WORK TO COMPLETE
Locate every line that holds the string "dash" and copy it.

[Dataset rows about figures]
>>>>>
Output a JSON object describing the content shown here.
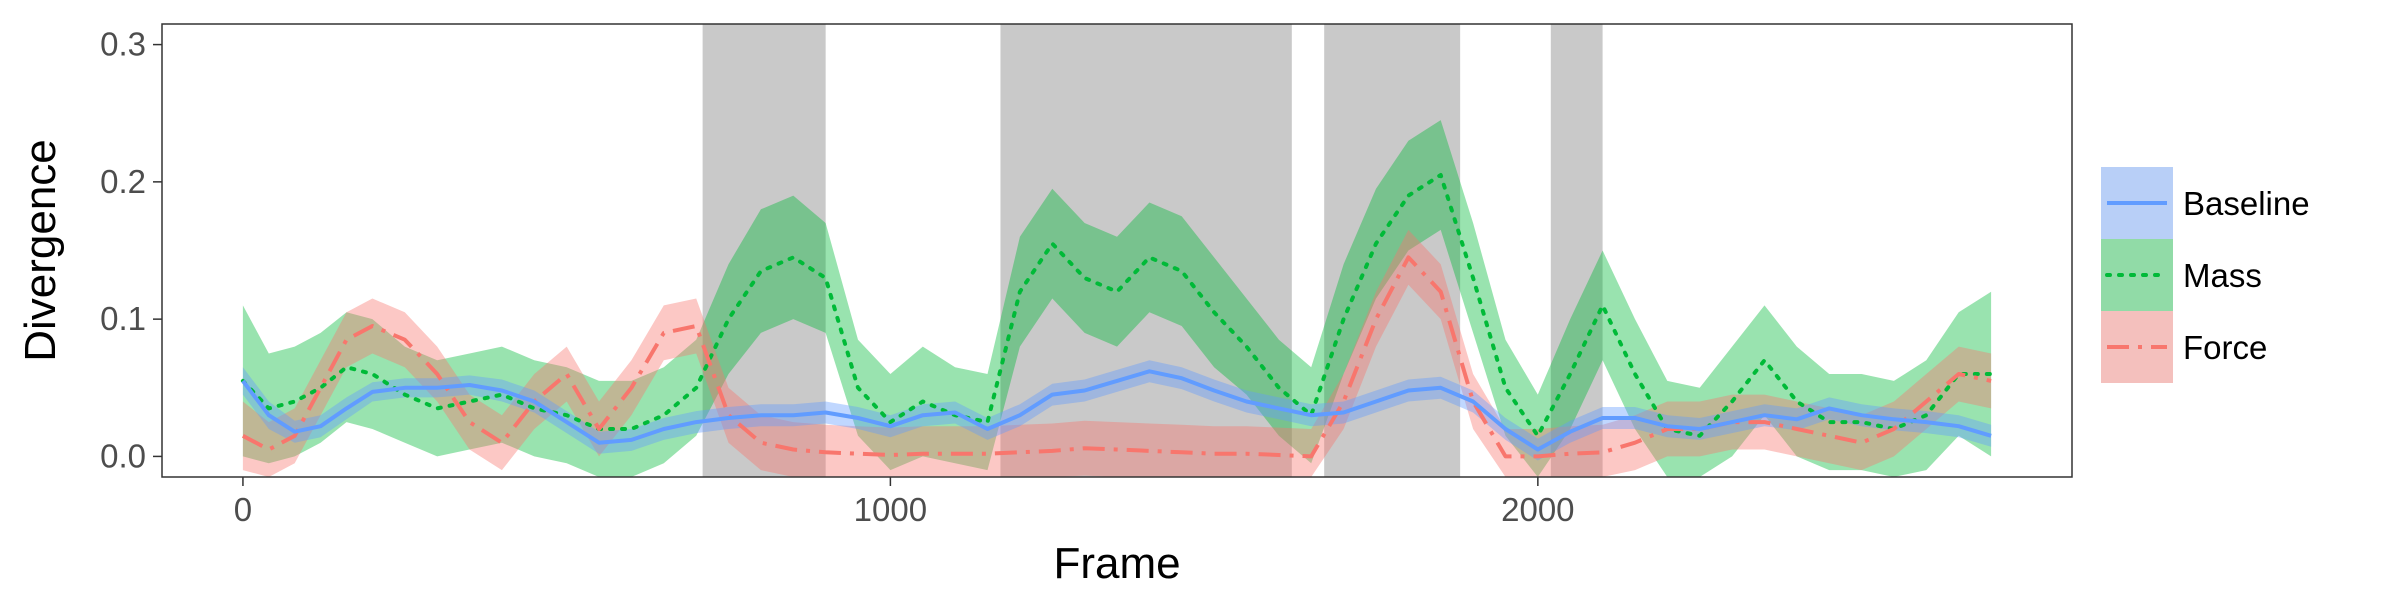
{
  "chart_data": {
    "type": "line",
    "xlabel": "Frame",
    "ylabel": "Divergence",
    "xlim": [
      -125,
      2825
    ],
    "ylim": [
      -0.015,
      0.315
    ],
    "x_ticks": [
      0,
      1000,
      2000
    ],
    "x_tick_labels": [
      "0",
      "1000",
      "2000"
    ],
    "y_ticks": [
      0.0,
      0.1,
      0.2,
      0.3
    ],
    "y_tick_labels": [
      "0.0",
      "0.1",
      "0.2",
      "0.3"
    ],
    "grid": false,
    "legend_position": "right",
    "shaded_regions": [
      [
        710,
        900
      ],
      [
        1170,
        1620
      ],
      [
        1670,
        1880
      ],
      [
        2020,
        2100
      ]
    ],
    "series": [
      {
        "name": "Baseline",
        "color": "#619cff",
        "dash": "solid",
        "x": [
          0,
          40,
          80,
          120,
          160,
          200,
          250,
          300,
          350,
          400,
          450,
          500,
          550,
          600,
          650,
          700,
          750,
          800,
          850,
          900,
          950,
          1000,
          1050,
          1100,
          1150,
          1200,
          1250,
          1300,
          1350,
          1400,
          1450,
          1500,
          1550,
          1600,
          1650,
          1700,
          1750,
          1800,
          1850,
          1900,
          1950,
          2000,
          2050,
          2100,
          2150,
          2200,
          2250,
          2300,
          2350,
          2400,
          2450,
          2500,
          2550,
          2600,
          2650,
          2700
        ],
        "y": [
          0.055,
          0.03,
          0.018,
          0.022,
          0.035,
          0.047,
          0.05,
          0.05,
          0.052,
          0.048,
          0.04,
          0.025,
          0.01,
          0.012,
          0.02,
          0.025,
          0.028,
          0.03,
          0.03,
          0.032,
          0.028,
          0.022,
          0.03,
          0.032,
          0.02,
          0.03,
          0.045,
          0.048,
          0.055,
          0.062,
          0.057,
          0.048,
          0.04,
          0.035,
          0.03,
          0.032,
          0.04,
          0.048,
          0.05,
          0.04,
          0.02,
          0.005,
          0.018,
          0.028,
          0.028,
          0.022,
          0.02,
          0.025,
          0.03,
          0.027,
          0.035,
          0.03,
          0.027,
          0.025,
          0.022,
          0.015
        ],
        "lower": [
          0.045,
          0.02,
          0.01,
          0.014,
          0.027,
          0.04,
          0.043,
          0.043,
          0.045,
          0.04,
          0.032,
          0.017,
          0.002,
          0.004,
          0.012,
          0.017,
          0.02,
          0.022,
          0.022,
          0.024,
          0.02,
          0.014,
          0.022,
          0.024,
          0.012,
          0.022,
          0.037,
          0.04,
          0.047,
          0.054,
          0.049,
          0.04,
          0.032,
          0.027,
          0.022,
          0.024,
          0.032,
          0.04,
          0.042,
          0.032,
          0.012,
          -0.003,
          0.01,
          0.02,
          0.02,
          0.014,
          0.012,
          0.017,
          0.022,
          0.019,
          0.027,
          0.022,
          0.019,
          0.017,
          0.014,
          0.007
        ],
        "upper": [
          0.065,
          0.04,
          0.026,
          0.03,
          0.043,
          0.054,
          0.057,
          0.057,
          0.059,
          0.056,
          0.048,
          0.033,
          0.018,
          0.02,
          0.028,
          0.033,
          0.036,
          0.038,
          0.038,
          0.04,
          0.036,
          0.03,
          0.038,
          0.04,
          0.028,
          0.038,
          0.053,
          0.056,
          0.063,
          0.07,
          0.065,
          0.056,
          0.048,
          0.043,
          0.038,
          0.04,
          0.048,
          0.056,
          0.058,
          0.048,
          0.028,
          0.013,
          0.026,
          0.036,
          0.036,
          0.03,
          0.028,
          0.033,
          0.038,
          0.035,
          0.043,
          0.038,
          0.035,
          0.033,
          0.03,
          0.023
        ]
      },
      {
        "name": "Mass",
        "color": "#00ba38",
        "dash": "dotted",
        "x": [
          0,
          40,
          80,
          120,
          160,
          200,
          250,
          300,
          350,
          400,
          450,
          500,
          550,
          600,
          650,
          700,
          750,
          800,
          850,
          900,
          950,
          1000,
          1050,
          1100,
          1150,
          1200,
          1250,
          1300,
          1350,
          1400,
          1450,
          1500,
          1550,
          1600,
          1650,
          1700,
          1750,
          1800,
          1850,
          1900,
          1950,
          2000,
          2050,
          2100,
          2150,
          2200,
          2250,
          2300,
          2350,
          2400,
          2450,
          2500,
          2550,
          2600,
          2650,
          2700
        ],
        "y": [
          0.055,
          0.035,
          0.04,
          0.05,
          0.065,
          0.06,
          0.045,
          0.035,
          0.04,
          0.045,
          0.035,
          0.03,
          0.02,
          0.02,
          0.03,
          0.05,
          0.1,
          0.135,
          0.145,
          0.13,
          0.05,
          0.025,
          0.04,
          0.03,
          0.025,
          0.12,
          0.155,
          0.13,
          0.12,
          0.145,
          0.135,
          0.105,
          0.08,
          0.05,
          0.03,
          0.1,
          0.155,
          0.19,
          0.205,
          0.13,
          0.05,
          0.015,
          0.06,
          0.11,
          0.06,
          0.02,
          0.015,
          0.04,
          0.07,
          0.04,
          0.025,
          0.025,
          0.02,
          0.03,
          0.06,
          0.06
        ],
        "lower": [
          0.0,
          -0.005,
          0.0,
          0.01,
          0.025,
          0.02,
          0.01,
          0.0,
          0.005,
          0.01,
          0.0,
          -0.005,
          -0.015,
          -0.015,
          -0.005,
          0.015,
          0.06,
          0.09,
          0.1,
          0.09,
          0.015,
          -0.01,
          0.0,
          -0.005,
          -0.01,
          0.08,
          0.115,
          0.09,
          0.08,
          0.105,
          0.095,
          0.065,
          0.045,
          0.015,
          -0.005,
          0.06,
          0.115,
          0.15,
          0.165,
          0.09,
          0.015,
          -0.015,
          0.02,
          0.07,
          0.02,
          -0.015,
          -0.02,
          0.0,
          0.03,
          0.0,
          -0.01,
          -0.01,
          -0.015,
          -0.01,
          0.015,
          0.0
        ],
        "upper": [
          0.11,
          0.075,
          0.08,
          0.09,
          0.105,
          0.1,
          0.08,
          0.07,
          0.075,
          0.08,
          0.07,
          0.065,
          0.055,
          0.055,
          0.065,
          0.085,
          0.14,
          0.18,
          0.19,
          0.17,
          0.085,
          0.06,
          0.08,
          0.065,
          0.06,
          0.16,
          0.195,
          0.17,
          0.16,
          0.185,
          0.175,
          0.145,
          0.115,
          0.085,
          0.065,
          0.14,
          0.195,
          0.23,
          0.245,
          0.17,
          0.085,
          0.045,
          0.1,
          0.15,
          0.1,
          0.055,
          0.05,
          0.08,
          0.11,
          0.08,
          0.06,
          0.06,
          0.055,
          0.07,
          0.105,
          0.12
        ]
      },
      {
        "name": "Force",
        "color": "#f8766d",
        "dash": "dashdot",
        "x": [
          0,
          40,
          80,
          120,
          160,
          200,
          250,
          300,
          350,
          400,
          450,
          500,
          550,
          600,
          650,
          700,
          750,
          800,
          850,
          900,
          950,
          1000,
          1050,
          1100,
          1150,
          1200,
          1250,
          1300,
          1350,
          1400,
          1450,
          1500,
          1550,
          1600,
          1650,
          1700,
          1750,
          1800,
          1850,
          1900,
          1950,
          2000,
          2050,
          2100,
          2150,
          2200,
          2250,
          2300,
          2350,
          2400,
          2450,
          2500,
          2550,
          2600,
          2650,
          2700
        ],
        "y": [
          0.015,
          0.005,
          0.015,
          0.05,
          0.085,
          0.095,
          0.085,
          0.06,
          0.025,
          0.01,
          0.04,
          0.06,
          0.02,
          0.05,
          0.09,
          0.095,
          0.03,
          0.01,
          0.005,
          0.003,
          0.002,
          0.001,
          0.002,
          0.002,
          0.002,
          0.003,
          0.004,
          0.006,
          0.005,
          0.004,
          0.003,
          0.002,
          0.002,
          0.001,
          0.0,
          0.04,
          0.1,
          0.145,
          0.12,
          0.04,
          0.0,
          0.0,
          0.002,
          0.003,
          0.01,
          0.02,
          0.02,
          0.025,
          0.025,
          0.02,
          0.015,
          0.01,
          0.02,
          0.04,
          0.06,
          0.055
        ],
        "lower": [
          -0.01,
          -0.015,
          -0.005,
          0.03,
          0.065,
          0.075,
          0.065,
          0.04,
          0.005,
          -0.01,
          0.02,
          0.04,
          0.0,
          0.03,
          0.07,
          0.075,
          0.01,
          -0.01,
          -0.015,
          -0.015,
          -0.015,
          -0.015,
          -0.015,
          -0.015,
          -0.015,
          -0.015,
          -0.015,
          -0.014,
          -0.015,
          -0.015,
          -0.015,
          -0.015,
          -0.015,
          -0.015,
          -0.015,
          0.02,
          0.08,
          0.125,
          0.1,
          0.02,
          -0.015,
          -0.015,
          -0.015,
          -0.015,
          -0.01,
          0.0,
          0.0,
          0.005,
          0.005,
          0.0,
          -0.005,
          -0.01,
          0.0,
          0.02,
          0.04,
          0.035
        ],
        "upper": [
          0.04,
          0.025,
          0.035,
          0.07,
          0.105,
          0.115,
          0.105,
          0.08,
          0.045,
          0.03,
          0.06,
          0.08,
          0.04,
          0.07,
          0.11,
          0.115,
          0.05,
          0.03,
          0.025,
          0.023,
          0.022,
          0.021,
          0.022,
          0.022,
          0.022,
          0.023,
          0.024,
          0.026,
          0.025,
          0.024,
          0.023,
          0.022,
          0.022,
          0.021,
          0.02,
          0.06,
          0.12,
          0.165,
          0.14,
          0.06,
          0.02,
          0.02,
          0.022,
          0.023,
          0.03,
          0.04,
          0.04,
          0.045,
          0.045,
          0.04,
          0.035,
          0.03,
          0.04,
          0.06,
          0.08,
          0.075
        ]
      }
    ]
  }
}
<<<<<
FULL ANSWER
        "dash": "solid",
        "dash": "dotted",
        "dash": "dashdot",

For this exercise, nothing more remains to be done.